» YOUR TASK
Every line that includes the word "caption" is to be listed.

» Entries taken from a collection
--- Begin ---

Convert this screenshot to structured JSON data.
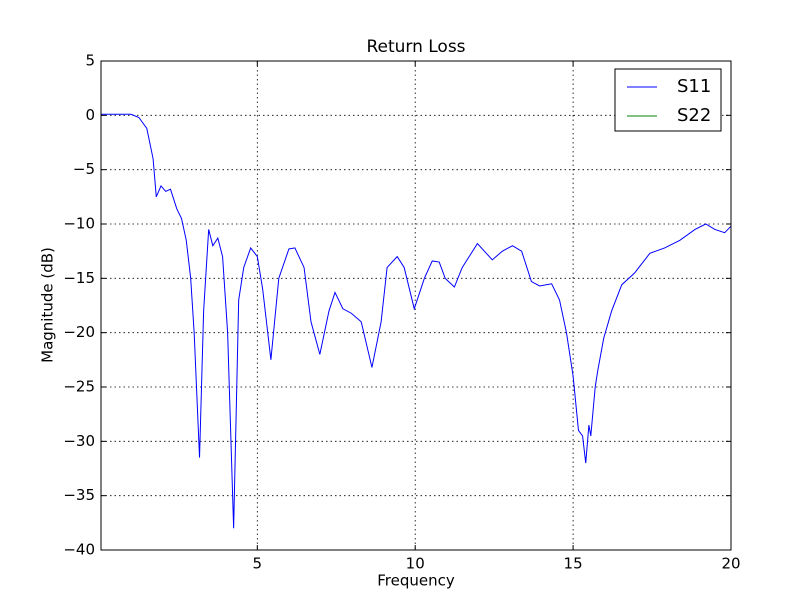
{
  "chart_data": {
    "type": "line",
    "title": "Return Loss",
    "x_label": "Frequency",
    "y_label": "Magnitude (dB)",
    "x": [
      0.05,
      0.5,
      1.0,
      1.25,
      1.5,
      1.7,
      1.8,
      1.95,
      2.1,
      2.25,
      2.45,
      2.6,
      2.75,
      2.89,
      3.0,
      3.17,
      3.3,
      3.46,
      3.59,
      3.75,
      3.9,
      4.06,
      4.25,
      4.41,
      4.57,
      4.79,
      5.0,
      5.17,
      5.43,
      5.68,
      6.0,
      6.19,
      6.48,
      6.7,
      6.98,
      7.27,
      7.46,
      7.71,
      7.97,
      8.29,
      8.63,
      8.92,
      9.11,
      9.43,
      9.65,
      9.97,
      10.29,
      10.54,
      10.76,
      10.95,
      11.24,
      11.49,
      11.97,
      12.44,
      12.76,
      13.08,
      13.37,
      13.68,
      13.94,
      14.32,
      14.57,
      14.79,
      15.0,
      15.17,
      15.3,
      15.4,
      15.5,
      15.56,
      15.7,
      15.78,
      15.97,
      16.22,
      16.54,
      16.95,
      17.43,
      17.9,
      18.38,
      18.86,
      19.2,
      19.49,
      19.8,
      20.0
    ],
    "series": [
      {
        "name": "S11",
        "color": "#0000ff",
        "values": [
          0.1,
          0.1,
          0.1,
          -0.2,
          -1.2,
          -4,
          -7.5,
          -6.5,
          -7,
          -6.8,
          -8.6,
          -9.5,
          -11.5,
          -15,
          -20,
          -31.5,
          -18,
          -10.5,
          -12,
          -11.3,
          -13,
          -20,
          -38,
          -17,
          -14,
          -12.2,
          -13,
          -16,
          -22.5,
          -15,
          -12.3,
          -12.2,
          -14,
          -19,
          -22,
          -18,
          -16.3,
          -17.8,
          -18.2,
          -19,
          -23.2,
          -19,
          -14,
          -13,
          -14,
          -17.8,
          -15,
          -13.4,
          -13.5,
          -15,
          -15.8,
          -14,
          -11.8,
          -13.3,
          -12.5,
          -12,
          -12.5,
          -15.3,
          -15.7,
          -15.5,
          -17,
          -20,
          -24,
          -29,
          -29.5,
          -32,
          -28.5,
          -29.5,
          -25,
          -23.5,
          -20.5,
          -18,
          -15.6,
          -14.5,
          -12.7,
          -12.2,
          -11.5,
          -10.5,
          -10,
          -10.5,
          -10.8,
          -10.2
        ]
      },
      {
        "name": "S22",
        "color": "#008000",
        "values": [
          null,
          null,
          null,
          null,
          null,
          null,
          null,
          null,
          null,
          null,
          null,
          null,
          null,
          null,
          null,
          null,
          null,
          null,
          null,
          null,
          null,
          null,
          null,
          null,
          null,
          null,
          null,
          null,
          null,
          null,
          null,
          null,
          null,
          null,
          null,
          null,
          null,
          null,
          null,
          null,
          null,
          null,
          null,
          null,
          null,
          null,
          null,
          null,
          null,
          null,
          null,
          null,
          null,
          null,
          null,
          null,
          null,
          null,
          null,
          null,
          null,
          null,
          null,
          null,
          null,
          null,
          null,
          null,
          null,
          null,
          null,
          null,
          null,
          null,
          null,
          null,
          null,
          null,
          null,
          null,
          null,
          null
        ]
      }
    ],
    "xlim": [
      0.05,
      20
    ],
    "xticks": [
      5,
      10,
      15,
      20
    ],
    "ylim": [
      -40,
      5
    ],
    "yticks": [
      {
        "value": -40,
        "label": "−40"
      },
      {
        "value": -35,
        "label": "−35"
      },
      {
        "value": -30,
        "label": "−30"
      },
      {
        "value": -25,
        "label": "−25"
      },
      {
        "value": -20,
        "label": "−20"
      },
      {
        "value": -15,
        "label": "−15"
      },
      {
        "value": -10,
        "label": "−10"
      },
      {
        "value": -5,
        "label": "−5"
      },
      0,
      5
    ],
    "grid": true,
    "legend": "upper right"
  }
}
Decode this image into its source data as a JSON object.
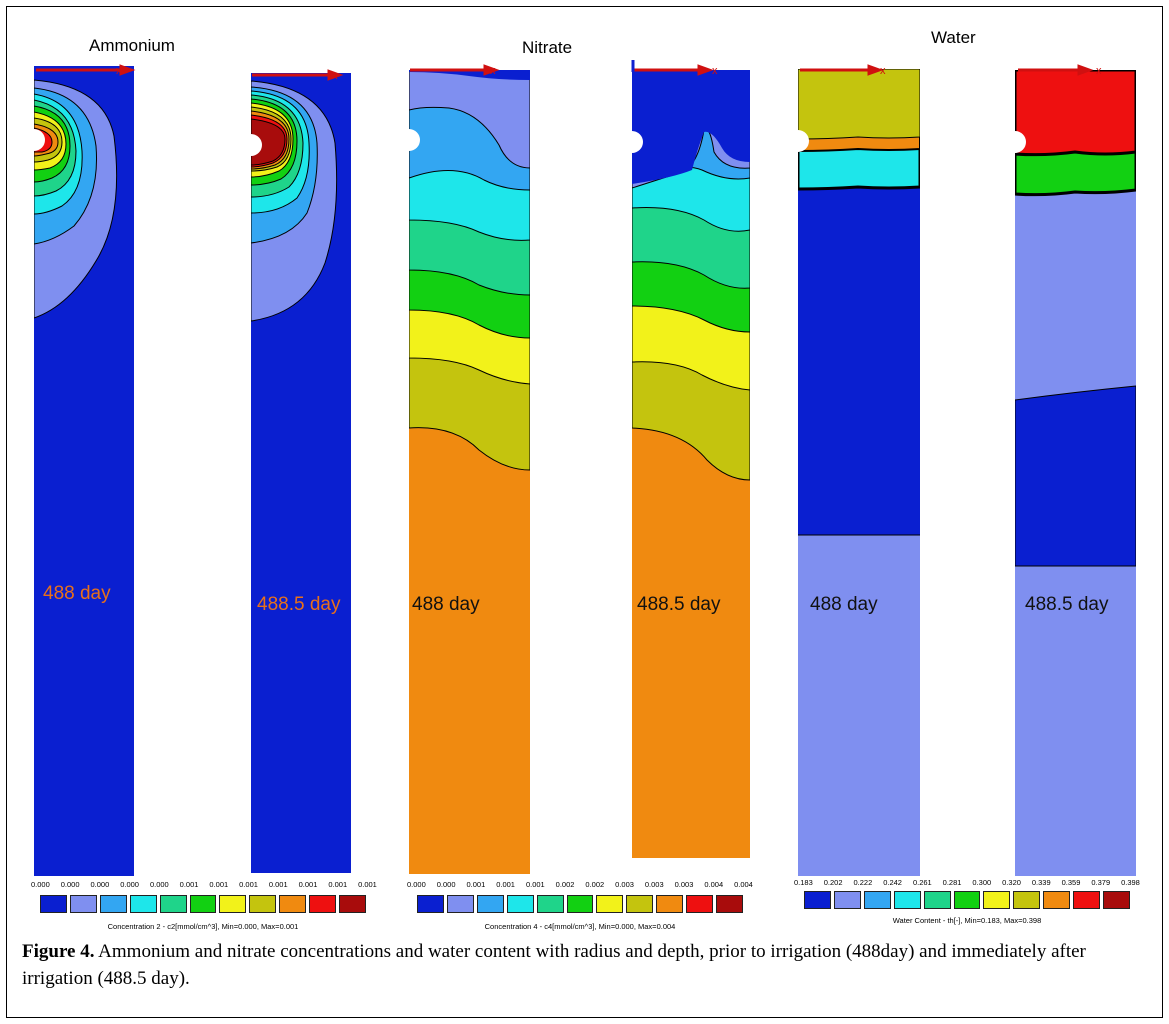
{
  "headers": {
    "ammonium": "Ammonium",
    "nitrate": "Nitrate",
    "water": "Water"
  },
  "panels": [
    {
      "day_label": "488 day",
      "label_color": "#e8701a",
      "variable": "ammonium"
    },
    {
      "day_label": "488.5 day",
      "label_color": "#e8701a",
      "variable": "ammonium"
    },
    {
      "day_label": "488 day",
      "label_color": "#111111",
      "variable": "nitrate"
    },
    {
      "day_label": "488.5 day",
      "label_color": "#111111",
      "variable": "nitrate"
    },
    {
      "day_label": "488 day",
      "label_color": "#111111",
      "variable": "water"
    },
    {
      "day_label": "488.5 day",
      "label_color": "#111111",
      "variable": "water"
    }
  ],
  "legends": {
    "ammonium": {
      "ticks": [
        "0.000",
        "0.000",
        "0.000",
        "0.000",
        "0.000",
        "0.001",
        "0.001",
        "0.001",
        "0.001",
        "0.001",
        "0.001",
        "0.001"
      ],
      "caption": "Concentration 2 - c2[mmol/cm^3], Min=0.000, Max=0.001"
    },
    "nitrate": {
      "ticks": [
        "0.000",
        "0.000",
        "0.001",
        "0.001",
        "0.001",
        "0.002",
        "0.002",
        "0.003",
        "0.003",
        "0.003",
        "0.004",
        "0.004"
      ],
      "caption": "Concentration 4 - c4[mmol/cm^3], Min=0.000, Max=0.004"
    },
    "water": {
      "ticks": [
        "0.183",
        "0.202",
        "0.222",
        "0.242",
        "0.261",
        "0.281",
        "0.300",
        "0.320",
        "0.339",
        "0.359",
        "0.379",
        "0.398"
      ],
      "caption": "Water Content - th[-], Min=0.183, Max=0.398"
    }
  },
  "colors": {
    "scale": [
      "#0a1fd0",
      "#7f8ff0",
      "#33a6f2",
      "#1ee6ea",
      "#1fd48a",
      "#12d012",
      "#f2f21a",
      "#c4c40e",
      "#f08a10",
      "#ee1010",
      "#a80c0c"
    ],
    "axis_arrow": "#d01010"
  },
  "figure": {
    "label": "Figure 4.",
    "text": " Ammonium and nitrate concentrations and water content with radius and depth, prior to irrigation (488day) and immediately after irrigation (488.5 day)."
  }
}
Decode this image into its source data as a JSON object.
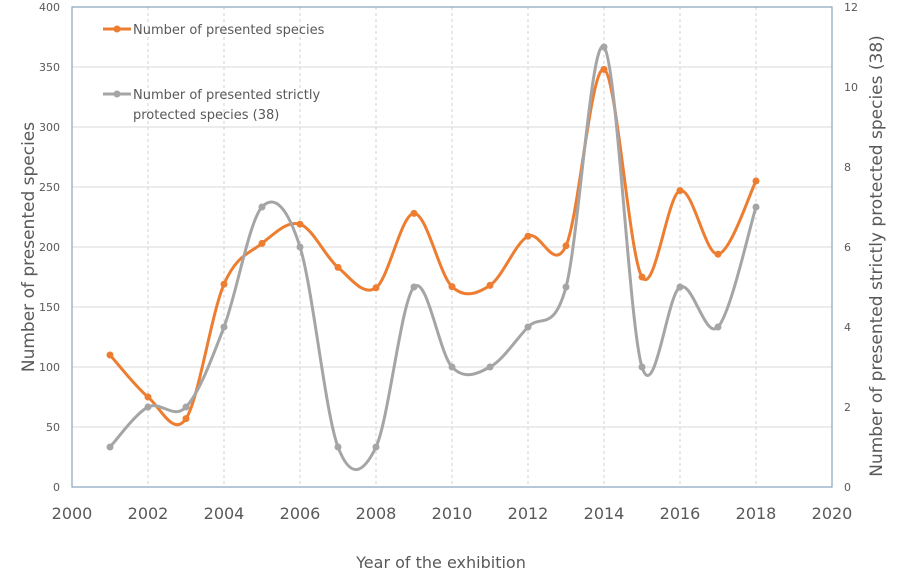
{
  "chart_data": {
    "type": "line",
    "title": "",
    "xlabel": "Year of the exhibition",
    "ylabel": "Number of presented species",
    "y2label": "Number of presented strictly protected species (38)",
    "xlim": [
      2000,
      2020
    ],
    "ylim": [
      0,
      400
    ],
    "y2lim": [
      0,
      12
    ],
    "x_ticks": [
      "2000",
      "2002",
      "2004",
      "2006",
      "2008",
      "2010",
      "2012",
      "2014",
      "2016",
      "2018",
      "2020"
    ],
    "y_ticks": [
      "0",
      "50",
      "100",
      "150",
      "200",
      "250",
      "300",
      "350",
      "400"
    ],
    "y2_ticks": [
      "0",
      "2",
      "4",
      "6",
      "8",
      "10",
      "12"
    ],
    "grid": true,
    "smooth": true,
    "legend": {
      "position": "top-left",
      "entries": [
        {
          "label_lines": [
            "Number of presented species"
          ]
        },
        {
          "label_lines": [
            "Number of presented strictly",
            "protected species (38)"
          ]
        }
      ]
    },
    "x": [
      2001,
      2002,
      2003,
      2004,
      2005,
      2006,
      2007,
      2008,
      2009,
      2010,
      2011,
      2012,
      2013,
      2014,
      2015,
      2016,
      2017,
      2018
    ],
    "series": [
      {
        "name": "Number of presented species",
        "axis": "left",
        "color": "#ED7D31",
        "values": [
          110,
          75,
          57,
          169,
          203,
          219,
          183,
          166,
          228,
          167,
          168,
          209,
          201,
          348,
          175,
          247,
          194,
          255
        ]
      },
      {
        "name": "Number of presented strictly protected species (38)",
        "axis": "right",
        "color": "#A5A5A5",
        "values": [
          1,
          2,
          2,
          4,
          7,
          6,
          1,
          1,
          5,
          3,
          3,
          4,
          5,
          11,
          3,
          5,
          4,
          7
        ]
      }
    ]
  }
}
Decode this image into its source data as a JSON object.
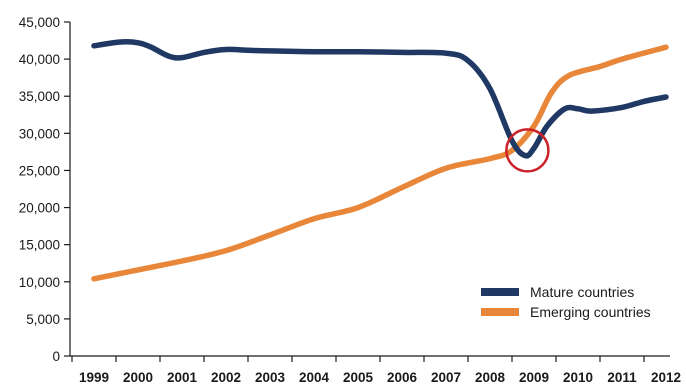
{
  "chart_data": {
    "type": "line",
    "x": [
      "1999",
      "2000",
      "2001",
      "2002",
      "2003",
      "2004",
      "2005",
      "2006",
      "2007",
      "2008",
      "2009",
      "2010",
      "2011",
      "2012"
    ],
    "ylim": [
      0,
      45000
    ],
    "yticks": [
      0,
      5000,
      10000,
      15000,
      20000,
      25000,
      30000,
      35000,
      40000,
      45000
    ],
    "ytick_labels": [
      "0",
      "5,000",
      "10,000",
      "15,000",
      "20,000",
      "25,000",
      "30,000",
      "35,000",
      "40,000",
      "45,000"
    ],
    "grid": false,
    "legend_position": "bottom-right",
    "series": [
      {
        "name": "Mature countries",
        "color": "#1f3864",
        "points": [
          [
            1999.0,
            41800
          ],
          [
            1999.6,
            42300
          ],
          [
            2000.0,
            42200
          ],
          [
            2000.3,
            41600
          ],
          [
            2000.7,
            40400
          ],
          [
            2001.0,
            40200
          ],
          [
            2001.5,
            40900
          ],
          [
            2002.0,
            41300
          ],
          [
            2002.5,
            41200
          ],
          [
            2003.0,
            41100
          ],
          [
            2004.0,
            41000
          ],
          [
            2005.0,
            41000
          ],
          [
            2006.0,
            40900
          ],
          [
            2007.0,
            40800
          ],
          [
            2007.5,
            39800
          ],
          [
            2008.0,
            36000
          ],
          [
            2008.5,
            29000
          ],
          [
            2008.8,
            27000
          ],
          [
            2009.0,
            28000
          ],
          [
            2009.3,
            31000
          ],
          [
            2009.7,
            33300
          ],
          [
            2010.0,
            33300
          ],
          [
            2010.3,
            33000
          ],
          [
            2011.0,
            33500
          ],
          [
            2011.5,
            34300
          ],
          [
            2012.0,
            34900
          ]
        ]
      },
      {
        "name": "Emerging countries",
        "color": "#e8873a",
        "points": [
          [
            1999.0,
            10400
          ],
          [
            2000.0,
            11600
          ],
          [
            2001.0,
            12800
          ],
          [
            2002.0,
            14200
          ],
          [
            2003.0,
            16300
          ],
          [
            2004.0,
            18500
          ],
          [
            2005.0,
            20000
          ],
          [
            2006.0,
            22700
          ],
          [
            2007.0,
            25300
          ],
          [
            2008.0,
            26600
          ],
          [
            2008.5,
            27700
          ],
          [
            2009.0,
            31000
          ],
          [
            2009.4,
            35500
          ],
          [
            2009.8,
            37800
          ],
          [
            2010.5,
            39000
          ],
          [
            2011.0,
            40000
          ],
          [
            2012.0,
            41600
          ]
        ]
      }
    ],
    "annotation": {
      "shape": "circle",
      "color": "#cc2229",
      "x": 2008.85,
      "y": 27700
    }
  }
}
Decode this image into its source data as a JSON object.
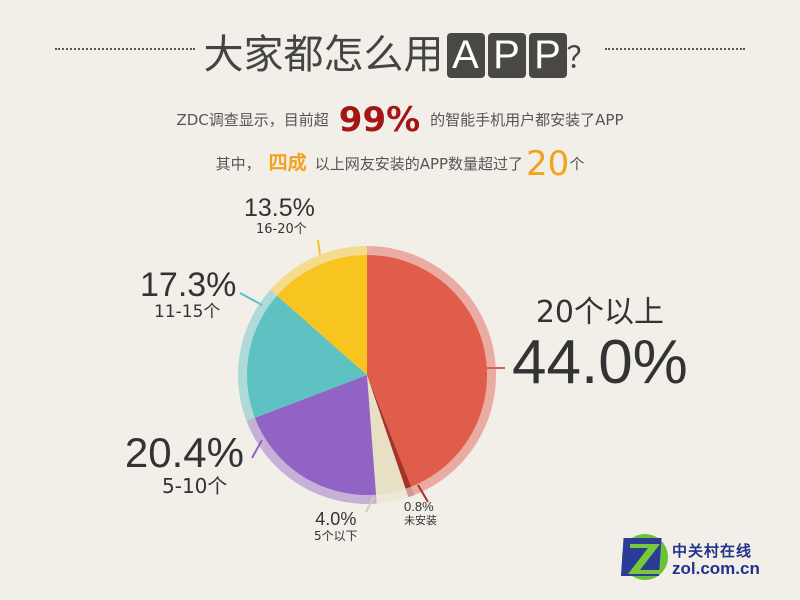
{
  "header": {
    "title_prefix": "大家都怎么用",
    "title_letters": [
      "A",
      "P",
      "P"
    ],
    "title_suffix": "？"
  },
  "subtitle": {
    "line1_pre": "ZDC调查显示，目前超",
    "line1_highlight": "99%",
    "line1_post": "的智能手机用户都安装了APP",
    "line2_pre": "其中，",
    "line2_highlight": "四成",
    "line2_mid": "以上网友安装的APP数量超过了",
    "line2_number": "20",
    "line2_post": "个"
  },
  "chart_data": {
    "type": "pie",
    "start": "top",
    "direction": "clockwise",
    "slices": [
      {
        "label": "20个以上",
        "value": 44.0,
        "display": "44.0%",
        "color": "#e05c4b"
      },
      {
        "label": "未安装",
        "value": 0.8,
        "display": "0.8%",
        "color": "#a5332a"
      },
      {
        "label": "5个以下",
        "value": 4.0,
        "display": "4.0%",
        "color": "#e7e0c4"
      },
      {
        "label": "5-10个",
        "value": 20.4,
        "display": "20.4%",
        "color": "#9163c4"
      },
      {
        "label": "11-15个",
        "value": 17.3,
        "display": "17.3%",
        "color": "#5ec2c2"
      },
      {
        "label": "16-20个",
        "value": 13.5,
        "display": "13.5%",
        "color": "#f8c41f"
      }
    ]
  },
  "logo": {
    "cn": "中关村在线",
    "en": "ZOL.com.cn"
  }
}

--- End ---

» RESULT OF THE EXERCISE
      "caption": "Concentration 2 - c2[mmol/cm^3], Min=0.000, Max=0.001"
      "caption": "Concentration 4 - c4[mmol/cm^3], Min=0.000, Max=0.004"
      "caption": "Water Content - th[-], Min=0.183, Max=0.398"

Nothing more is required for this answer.